DATA LISTING

************

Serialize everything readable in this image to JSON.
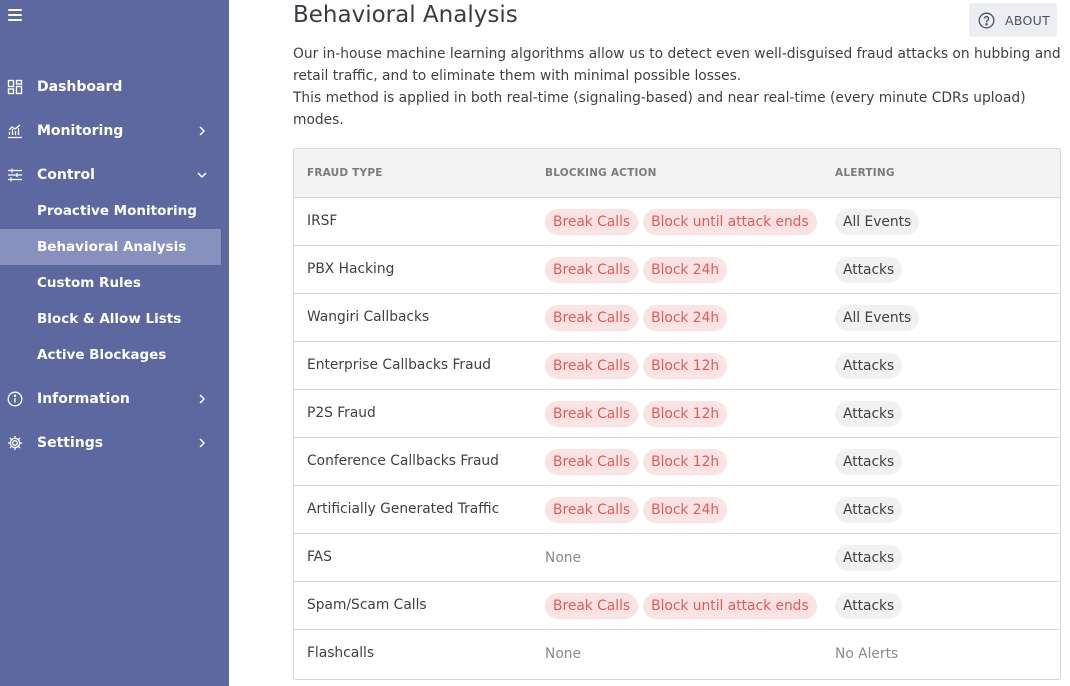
{
  "sidebar": {
    "items": [
      {
        "label": "Dashboard",
        "icon": "dashboard-icon"
      },
      {
        "label": "Monitoring",
        "icon": "monitoring-icon"
      },
      {
        "label": "Control",
        "icon": "control-icon"
      },
      {
        "label": "Information",
        "icon": "info-icon"
      },
      {
        "label": "Settings",
        "icon": "gear-icon"
      }
    ],
    "control_sub": [
      {
        "label": "Proactive Monitoring"
      },
      {
        "label": "Behavioral Analysis"
      },
      {
        "label": "Custom Rules"
      },
      {
        "label": "Block & Allow Lists"
      },
      {
        "label": "Active Blockages"
      }
    ]
  },
  "header": {
    "title": "Behavioral Analysis",
    "about_label": "ABOUT",
    "description_1": "Our in-house machine learning algorithms allow us to detect even well-disguised fraud attacks on hubbing and retail traffic, and to eliminate them with minimal possible losses.",
    "description_2": "This method is applied in both real-time (signaling-based) and near real-time (every minute CDRs upload) modes."
  },
  "table": {
    "columns": [
      "FRAUD TYPE",
      "BLOCKING ACTION",
      "ALERTING"
    ],
    "rows": [
      {
        "type": "IRSF",
        "actions": [
          "Break Calls",
          "Block until attack ends"
        ],
        "alerting": "All Events"
      },
      {
        "type": "PBX Hacking",
        "actions": [
          "Break Calls",
          "Block 24h"
        ],
        "alerting": "Attacks"
      },
      {
        "type": "Wangiri Callbacks",
        "actions": [
          "Break Calls",
          "Block 24h"
        ],
        "alerting": "All Events"
      },
      {
        "type": "Enterprise Callbacks Fraud",
        "actions": [
          "Break Calls",
          "Block 12h"
        ],
        "alerting": "Attacks"
      },
      {
        "type": "P2S Fraud",
        "actions": [
          "Break Calls",
          "Block 12h"
        ],
        "alerting": "Attacks"
      },
      {
        "type": "Conference Callbacks Fraud",
        "actions": [
          "Break Calls",
          "Block 12h"
        ],
        "alerting": "Attacks"
      },
      {
        "type": "Artificially Generated Traffic",
        "actions": [
          "Break Calls",
          "Block 24h"
        ],
        "alerting": "Attacks"
      },
      {
        "type": "FAS",
        "actions_none": "None",
        "alerting": "Attacks"
      },
      {
        "type": "Spam/Scam Calls",
        "actions": [
          "Break Calls",
          "Block until attack ends"
        ],
        "alerting": "Attacks"
      },
      {
        "type": "Flashcalls",
        "actions_none": "None",
        "alerting_none": "No Alerts"
      }
    ]
  },
  "colors": {
    "sidebar_bg": "#5e68a0",
    "active_item_bg": "#8890bd",
    "action_chip_bg": "#fbe3e3",
    "action_chip_text": "#e05a5a",
    "alert_chip_bg": "#f1f1f2"
  }
}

************

TASK REQUIREMENTS
Looking at the records above, work out how many lines include the string "icon". Give the number and nothing else.

WRITTEN RESPONSE
5